**Exercise input**
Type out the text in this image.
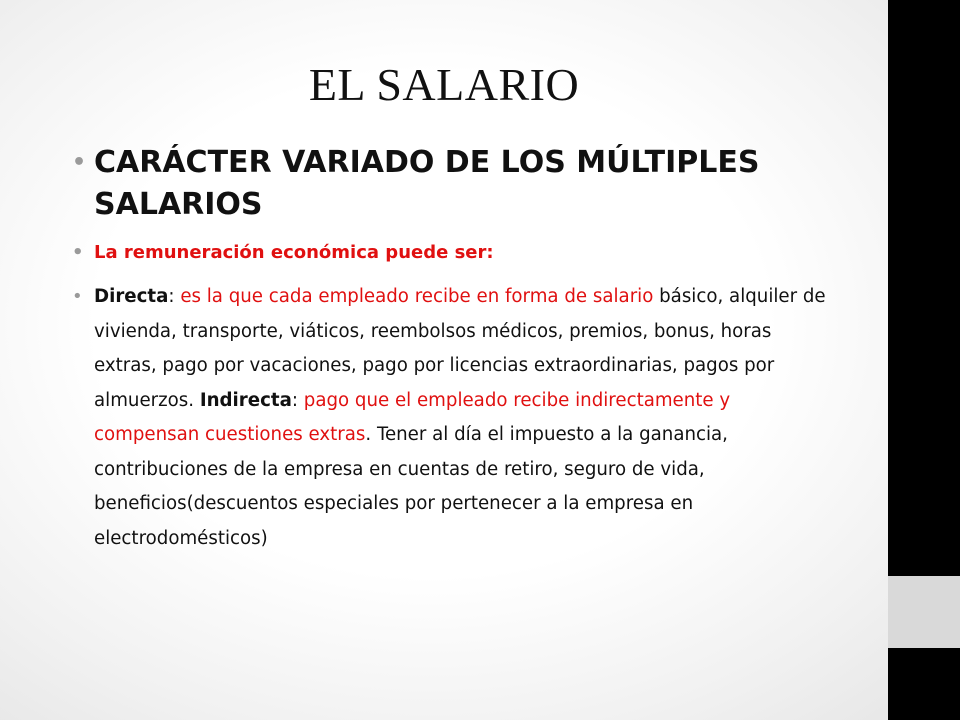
EL SALARIO
• CARÁCTER VARIADO DE LOS MÚLTIPLES SALARIOS
• La remuneración económica puede ser:
• Directa: es la que cada empleado recibe en forma de salario básico, alquiler de vivienda, transporte, viáticos, reembolsos médicos, premios, bonus, horas extras, pago por vacaciones, pago por licencias extraordinarias, pagos por almuerzos. Indirecta: pago que el empleado recibe indirectamente y compensan cuestiones extras. Tener al día el impuesto a la ganancia, contribuciones de la empresa en cuentas de retiro, seguro de vida, beneficios(descuentos especiales por pertenecer a la empresa en electrodomésticos)
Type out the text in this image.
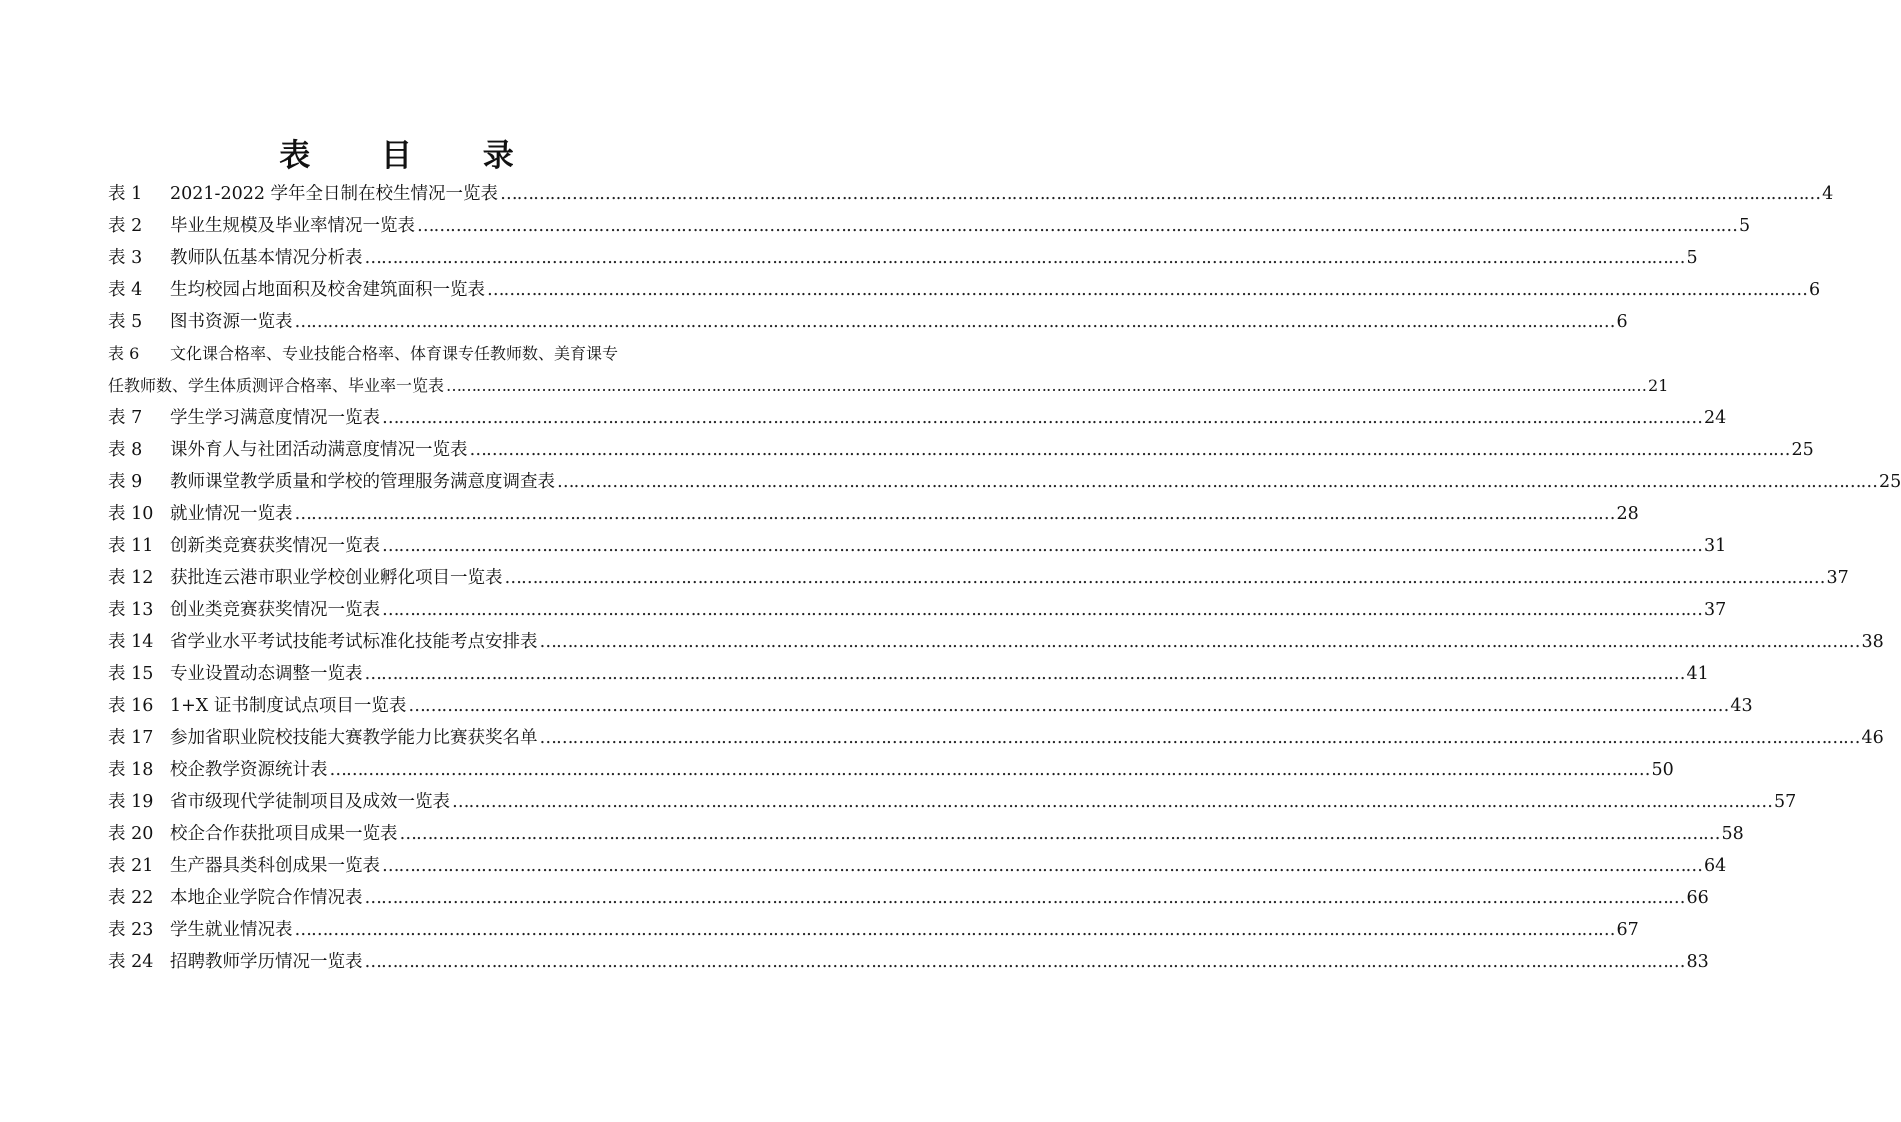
表 目 录
表 1	2021-2022 学年全日制在校生情况一览表 …………………………………………………………………………………………………………………………………………………………………………………………………………………… 4
表 2	毕业生规模及毕业率情况一览表 …………………………………………………………………………………………………………………………………………………………………………………………………………………… 5
表 3	教师队伍基本情况分析表 …………………………………………………………………………………………………………………………………………………………………………………………………………………… 5
表 4	生均校园占地面积及校舍建筑面积一览表 …………………………………………………………………………………………………………………………………………………………………………………………………………………… 6
表 5	图书资源一览表 …………………………………………………………………………………………………………………………………………………………………………………………………………………… 6
表 6	文化课合格率、专业技能合格率、体育课专任教师数、美育课专
任教师数、学生体质测评合格率、毕业率一览表 …………………………………………………………………………………………………………………………………………………………………………………………………………………… 21
表 7	学生学习满意度情况一览表 …………………………………………………………………………………………………………………………………………………………………………………………………………………… 24
表 8	课外育人与社团活动满意度情况一览表 …………………………………………………………………………………………………………………………………………………………………………………………………………………… 25
表 9	教师课堂教学质量和学校的管理服务满意度调查表 …………………………………………………………………………………………………………………………………………………………………………………………………………………… 25
表 10 就业情况一览表 …………………………………………………………………………………………………………………………………………………………………………………………………………………… 28
表 11 创新类竞赛获奖情况一览表 …………………………………………………………………………………………………………………………………………………………………………………………………………………… 31
表 12 获批连云港市职业学校创业孵化项目一览表 …………………………………………………………………………………………………………………………………………………………………………………………………………………… 37
表 13 创业类竞赛获奖情况一览表 …………………………………………………………………………………………………………………………………………………………………………………………………………………… 37
表 14 省学业水平考试技能考试标准化技能考点安排表 …………………………………………………………………………………………………………………………………………………………………………………………………………………… 38
表 15 专业设置动态调整一览表 …………………………………………………………………………………………………………………………………………………………………………………………………………………… 41
表 16 1+X 证书制度试点项目一览表 …………………………………………………………………………………………………………………………………………………………………………………………………………………… 43
表 17 参加省职业院校技能大赛教学能力比赛获奖名单 …………………………………………………………………………………………………………………………………………………………………………………………………………………… 46
表 18 校企教学资源统计表 …………………………………………………………………………………………………………………………………………………………………………………………………………………… 50
表 19 省市级现代学徒制项目及成效一览表 …………………………………………………………………………………………………………………………………………………………………………………………………………………… 57
表 20 校企合作获批项目成果一览表 …………………………………………………………………………………………………………………………………………………………………………………………………………………… 58
表 21 生产器具类科创成果一览表 …………………………………………………………………………………………………………………………………………………………………………………………………………………… 64
表 22 本地企业学院合作情况表 …………………………………………………………………………………………………………………………………………………………………………………………………………………… 66
表 23 学生就业情况表 …………………………………………………………………………………………………………………………………………………………………………………………………………………… 67
表 24 招聘教师学历情况一览表 …………………………………………………………………………………………………………………………………………………………………………………………………………………… 83
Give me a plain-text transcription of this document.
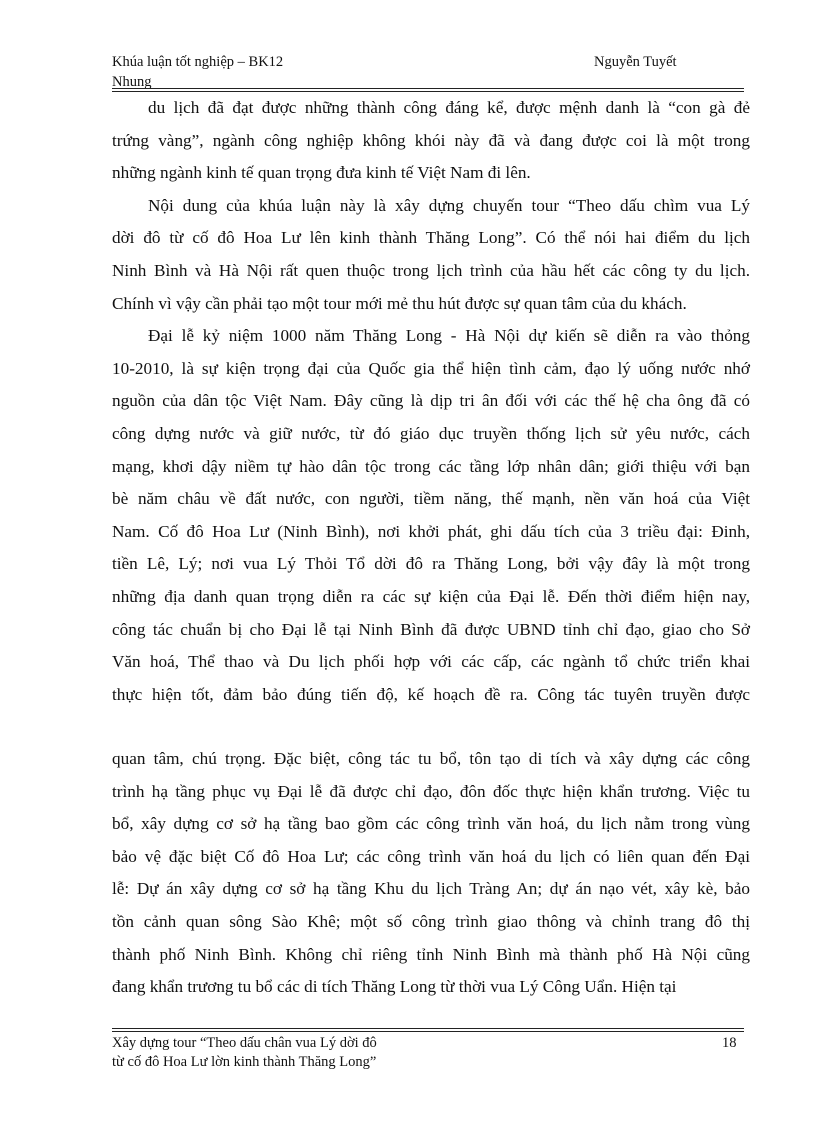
Khúa luận tốt nghiệp – BK12
Nhung
Nguyễn Tuyết
du lịch đã đạt được những thành công đáng kể, được mệnh danh là “con gà đẻ
trứng vàng”, ngành công nghiệp không khói này đã và đang được coi là một trong
những ngành kinh tế quan trọng đưa kinh tế Việt Nam đi lên.
Nội dung của khúa luận này là xây dựng chuyến tour “Theo dấu chìm vua Lý
dời đô từ cố đô Hoa Lư lên kinh thành Thăng Long”. Có thể nói hai điểm du lịch
Ninh Bình và Hà Nội rất quen thuộc trong lịch trình của hầu hết các công ty du lịch.
Chính vì vậy cần phải tạo một tour mới mẻ thu hút được sự quan tâm của du khách.
Đại lễ kỷ niệm 1000 năm Thăng Long - Hà Nội dự kiến sẽ diễn ra vào thỏng
10-2010, là sự kiện trọng đại của Quốc gia thể hiện tình cảm, đạo lý uống nước nhớ
nguồn của dân tộc Việt Nam. Đây cũng là dịp tri ân đối với các thế hệ cha ông đã có
công dựng nước và giữ nước, từ đó giáo dục truyền thống lịch sử yêu nước, cách
mạng, khơi dậy niềm tự hào dân tộc trong các tầng lớp nhân dân; giới thiệu với bạn
bè năm châu về đất nước, con người, tiềm năng, thế mạnh, nền văn hoá của Việt
Nam. Cố đô Hoa Lư (Ninh Bình), nơi khởi phát, ghi dấu tích của 3 triều đại: Đinh,
tiền Lê, Lý; nơi vua Lý Thỏi Tổ dời đô ra Thăng Long, bởi vậy đây là một trong
những địa danh quan trọng diễn ra các sự kiện của Đại lễ. Đến thời điểm hiện nay,
công tác chuẩn bị cho Đại lễ tại Ninh Bình đã được UBND tỉnh chỉ đạo, giao cho Sở
Văn hoá, Thể thao và Du lịch phối hợp với các cấp, các ngành tổ chức triển khai
thực hiện tốt, đảm bảo đúng tiến độ, kế hoạch đề ra. Công tác tuyên truyền được
quan tâm, chú trọng. Đặc biệt, công tác tu bổ, tôn tạo di tích và xây dựng các công
trình hạ tầng phục vụ Đại lễ đã được chỉ đạo, đôn đốc thực hiện khẩn trương. Việc tu
bổ, xây dựng cơ sở hạ tầng bao gồm các công trình văn hoá, du lịch nằm trong vùng
bảo vệ đặc biệt Cố đô Hoa Lư; các công trình văn hoá du lịch có liên quan đến Đại
lễ: Dự án xây dựng cơ sở hạ tầng Khu du lịch Tràng An; dự án nạo vét, xây kè, bảo
tồn cảnh quan sông Sào Khê; một số công trình giao thông và chỉnh trang đô thị
thành phố Ninh Bình. Không chỉ riêng tỉnh Ninh Bình mà thành phố Hà Nội cũng
đang khẩn trương tu bổ các di tích Thăng Long từ thời vua Lý Công Uẩn. Hiện tại
Xây dựng tour “Theo dấu chân vua Lý dời đô
từ cố đô Hoa Lư lờn kinh thành Thăng Long”
18
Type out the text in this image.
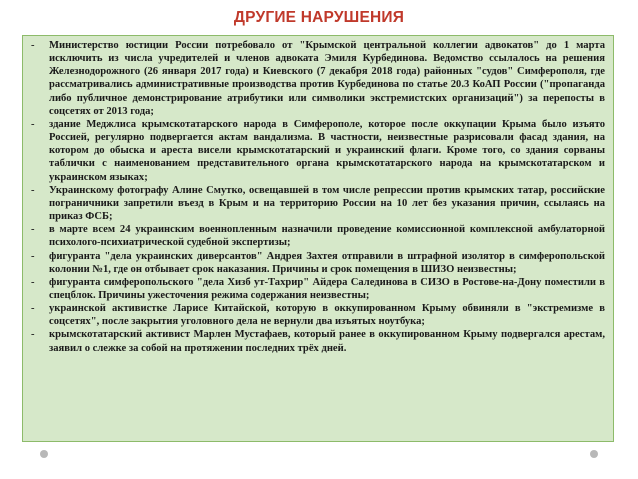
ДРУГИЕ НАРУШЕНИЯ
- Министерство юстиции России потребовало от "Крымской центральной коллегии адвокатов" до 1 марта исключить из числа учредителей и членов адвоката Эмиля Курбединова. Ведомство ссылалось на решения Железнодорожного (26 января 2017 года) и Киевского (7 декабря 2018 года) районных "судов" Симферополя, где рассматривались административные производства против Курбединова по статье 20.3 КоАП России ("пропаганда либо публичное демонстрирование атрибутики или символики экстремистских организаций") за перепосты в соцсетях от 2013 года;
- здание Меджлиса крымскотатарского народа в Симферополе, которое после оккупации Крыма было изъято Россией, регулярно подвергается актам вандализма. В частности, неизвестные разрисовали фасад здания, на котором до обыска и ареста висели крымскотатарский и украинский флаги. Кроме того, со здания сорваны таблички с наименованием представительного органа крымскотатарского народа на крымскотатарском и украинском языках;
- Украинскому фотографу Алине Смутко, освещавшей в том числе репрессии против крымских татар, российские пограничники запретили въезд в Крым и на территорию России на 10 лет без указания причин, ссылаясь на приказ ФСБ;
- в марте всем 24 украинским военнопленным назначили проведение комиссионной комплексной амбулаторной психолого-психиатрической судебной экспертизы;
- фигуранта "дела украинских диверсантов" Андрея Захтея отправили в штрафной изолятор в симферопольской колонии №1, где он отбывает срок наказания. Причины и срок помещения в ШИЗО неизвестны;
- фигуранта симферопольского "дела Хизб ут-Тахрир" Айдера Салединова в СИЗО в Ростове-на-Дону поместили в спецблок. Причины ужесточения режима содержания неизвестны;
- украинской активистке Ларисе Китайской, которую в оккупированном Крыму обвиняли в "экстремизме в соцсетях", после закрытия уголовного дела не вернули два изъятых ноутбука;
- крымскотатарский активист Марлен Мустафаев, который ранее в оккупированном Крыму подвергался арестам, заявил о слежке за собой на протяжении последних трёх дней.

**Problem to work on**
Tally the lines in the records above that contain the word "nghiệp", and give only that number.

**Answer to this problem**
2